■ **WHAT TO DO**:
Review the material line by line. Identify and copy every line that contains the string "Borussia".

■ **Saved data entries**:
· · ·

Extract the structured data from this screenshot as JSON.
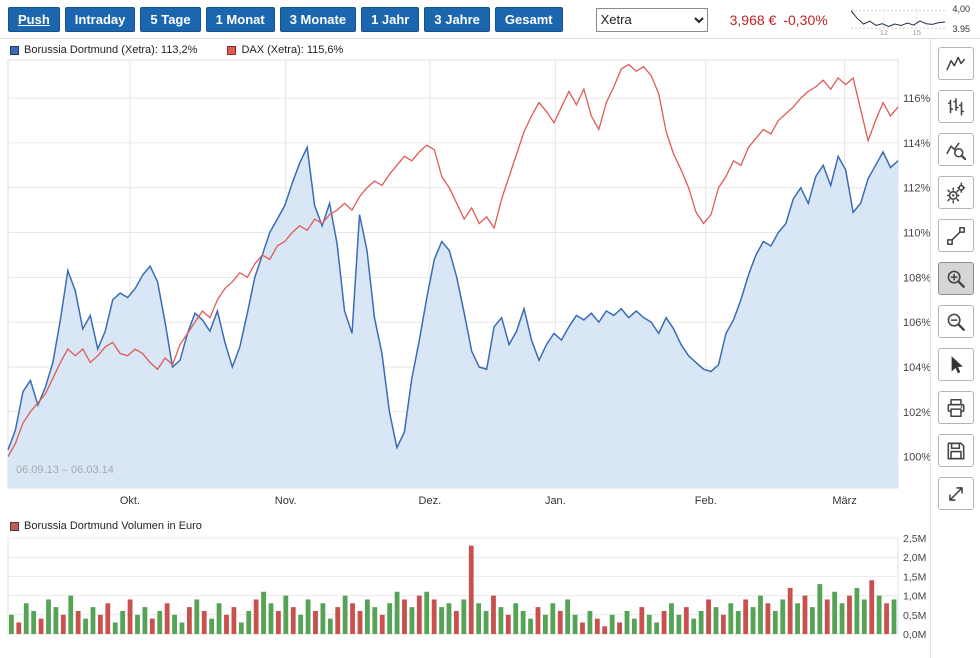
{
  "header": {
    "push_label": "Push",
    "range_buttons": [
      "Intraday",
      "5 Tage",
      "1 Monat",
      "3 Monate",
      "1 Jahr",
      "3 Jahre",
      "Gesamt"
    ],
    "exchange": {
      "value": "Xetra"
    },
    "price": "3,968 €",
    "change": "-0,30%"
  },
  "right_toolbar": {
    "active_tool": "zoom-in",
    "tools": [
      "chart-type-line",
      "chart-type-bars",
      "chart-analyze",
      "settings",
      "draw-line",
      "zoom-in",
      "zoom-out",
      "cursor",
      "print",
      "save",
      "fullscreen"
    ]
  },
  "chart_data": [
    {
      "type": "line",
      "range_label": "06.09.13 – 06.03.14",
      "ylim": [
        98.6,
        117.7
      ],
      "yticks": [
        100,
        102,
        104,
        106,
        108,
        110,
        112,
        114,
        116
      ],
      "ytick_labels": [
        "100%",
        "102%",
        "104%",
        "106%",
        "108%",
        "110%",
        "112%",
        "114%",
        "116%"
      ],
      "months": [
        {
          "label": "Okt.",
          "f": 0.137
        },
        {
          "label": "Nov.",
          "f": 0.312
        },
        {
          "label": "Dez.",
          "f": 0.474
        },
        {
          "label": "Jan.",
          "f": 0.615
        },
        {
          "label": "Feb.",
          "f": 0.784
        },
        {
          "label": "März",
          "f": 0.94
        }
      ],
      "series": [
        {
          "name": "Borussia Dortmund (Xetra)",
          "legend": "Borussia Dortmund (Xetra): 113,2%",
          "last_value": "113,2%",
          "color": "#3a6db3",
          "fill": "#d9e6f6",
          "values": [
            100.3,
            101.2,
            102.9,
            103.4,
            102.3,
            103.1,
            104.2,
            106.1,
            108.3,
            107.4,
            105.7,
            106.3,
            104.8,
            105.6,
            107.0,
            107.3,
            107.1,
            107.5,
            108.1,
            108.5,
            107.8,
            106.0,
            104.0,
            104.3,
            105.5,
            106.4,
            106.1,
            105.6,
            106.5,
            105.1,
            104.0,
            104.9,
            106.4,
            108.0,
            109.0,
            110.0,
            110.6,
            111.2,
            112.2,
            113.1,
            113.8,
            111.2,
            110.3,
            111.3,
            109.5,
            106.5,
            105.5,
            110.8,
            109.2,
            106.2,
            104.6,
            102.0,
            100.4,
            101.1,
            103.5,
            105.2,
            107.1,
            108.8,
            109.6,
            109.2,
            108.0,
            106.4,
            104.7,
            104.0,
            103.9,
            105.8,
            106.2,
            105.0,
            105.6,
            106.6,
            105.2,
            104.3,
            105.0,
            105.5,
            105.2,
            105.8,
            106.3,
            106.1,
            106.4,
            106.0,
            106.5,
            106.3,
            106.6,
            106.2,
            106.5,
            106.2,
            106.0,
            105.5,
            106.2,
            105.7,
            105.0,
            104.5,
            104.2,
            103.9,
            103.8,
            104.1,
            105.5,
            106.1,
            107.0,
            108.1,
            109.0,
            109.6,
            109.4,
            110.0,
            110.4,
            111.5,
            112.0,
            111.3,
            112.5,
            113.0,
            112.1,
            113.4,
            112.8,
            110.9,
            111.3,
            112.4,
            113.0,
            113.6,
            112.9,
            113.2
          ]
        },
        {
          "name": "DAX (Xetra)",
          "legend": "DAX (Xetra): 115,6%",
          "last_value": "115,6%",
          "color": "#e05a55",
          "values": [
            100.0,
            100.6,
            101.5,
            102.0,
            102.4,
            102.8,
            103.5,
            104.2,
            104.8,
            104.5,
            104.8,
            104.2,
            104.5,
            104.9,
            105.1,
            104.6,
            104.5,
            104.8,
            104.6,
            104.2,
            103.9,
            104.4,
            104.1,
            105.0,
            105.5,
            106.0,
            106.5,
            106.2,
            107.0,
            107.5,
            107.8,
            108.2,
            108.0,
            108.6,
            109.0,
            108.8,
            109.4,
            109.6,
            110.0,
            110.3,
            110.1,
            110.6,
            110.4,
            110.8,
            111.0,
            111.3,
            111.0,
            111.6,
            112.0,
            112.3,
            112.1,
            112.6,
            113.0,
            113.4,
            113.2,
            113.6,
            113.9,
            113.7,
            112.5,
            112.0,
            111.3,
            110.6,
            111.1,
            110.4,
            110.7,
            110.2,
            111.5,
            112.5,
            113.5,
            114.5,
            115.2,
            115.8,
            115.4,
            114.9,
            115.6,
            116.3,
            115.7,
            116.4,
            115.2,
            114.6,
            115.8,
            116.5,
            117.3,
            117.5,
            117.2,
            117.4,
            117.0,
            116.2,
            114.5,
            113.5,
            112.8,
            112.0,
            110.9,
            110.4,
            110.8,
            112.0,
            112.5,
            113.2,
            113.0,
            113.8,
            114.2,
            114.6,
            114.4,
            115.0,
            115.3,
            115.6,
            116.0,
            116.3,
            116.5,
            116.8,
            116.4,
            116.9,
            116.6,
            116.9,
            115.5,
            114.1,
            115.0,
            115.8,
            115.2,
            115.6
          ]
        }
      ]
    },
    {
      "type": "bar",
      "legend": "Borussia Dortmund Volumen in Euro",
      "legend_color": "#b4625b",
      "ylim": [
        0,
        2.5
      ],
      "yticks": [
        0,
        0.5,
        1.0,
        1.5,
        2.0,
        2.5
      ],
      "ytick_labels": [
        "0,0M",
        "0,5M",
        "1,0M",
        "1,5M",
        "2,0M",
        "2,5M"
      ],
      "palette": {
        "g": "#55a455",
        "r": "#c8514e"
      },
      "colors": "grggrggrgrggrrggrggrgrggrgrggrrggrggrgrggrggrgrrggrggrgrgrggrgrggrgrgggrggrggrgrrgrggrggrggrggrgrggrggrggrgrggrggrggrgrg",
      "values": [
        0.5,
        0.3,
        0.8,
        0.6,
        0.4,
        0.9,
        0.7,
        0.5,
        1.0,
        0.6,
        0.4,
        0.7,
        0.5,
        0.8,
        0.3,
        0.6,
        0.9,
        0.5,
        0.7,
        0.4,
        0.6,
        0.8,
        0.5,
        0.3,
        0.7,
        0.9,
        0.6,
        0.4,
        0.8,
        0.5,
        0.7,
        0.3,
        0.6,
        0.9,
        1.1,
        0.8,
        0.6,
        1.0,
        0.7,
        0.5,
        0.9,
        0.6,
        0.8,
        0.4,
        0.7,
        1.0,
        0.8,
        0.6,
        0.9,
        0.7,
        0.5,
        0.8,
        1.1,
        0.9,
        0.7,
        1.0,
        1.1,
        0.9,
        0.7,
        0.8,
        0.6,
        0.9,
        2.3,
        0.8,
        0.6,
        1.0,
        0.7,
        0.5,
        0.8,
        0.6,
        0.4,
        0.7,
        0.5,
        0.8,
        0.6,
        0.9,
        0.5,
        0.3,
        0.6,
        0.4,
        0.2,
        0.5,
        0.3,
        0.6,
        0.4,
        0.7,
        0.5,
        0.3,
        0.6,
        0.8,
        0.5,
        0.7,
        0.4,
        0.6,
        0.9,
        0.7,
        0.5,
        0.8,
        0.6,
        0.9,
        0.7,
        1.0,
        0.8,
        0.6,
        0.9,
        1.2,
        0.8,
        1.0,
        0.7,
        1.3,
        0.9,
        1.1,
        0.8,
        1.0,
        1.2,
        0.9,
        1.4,
        1.0,
        0.8,
        0.9
      ]
    },
    {
      "type": "line",
      "name": "intraday-sparkline",
      "ylim": [
        3.945,
        4.005
      ],
      "label_top": "4,00",
      "label_bottom": "3.95",
      "x_labels": [
        "12",
        "15"
      ],
      "color": "#223044",
      "values": [
        4.0,
        3.978,
        3.962,
        3.97,
        3.958,
        3.963,
        3.955,
        3.962,
        3.958,
        3.965,
        3.959,
        3.971,
        3.963,
        3.961,
        3.966,
        3.968
      ]
    }
  ]
}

· · ·

■ **THE REPLY**:
          "name": "Borussia Dortmund (Xetra)",
          "legend": "Borussia Dortmund (Xetra): 113,2%",
      "legend": "Borussia Dortmund Volumen in Euro",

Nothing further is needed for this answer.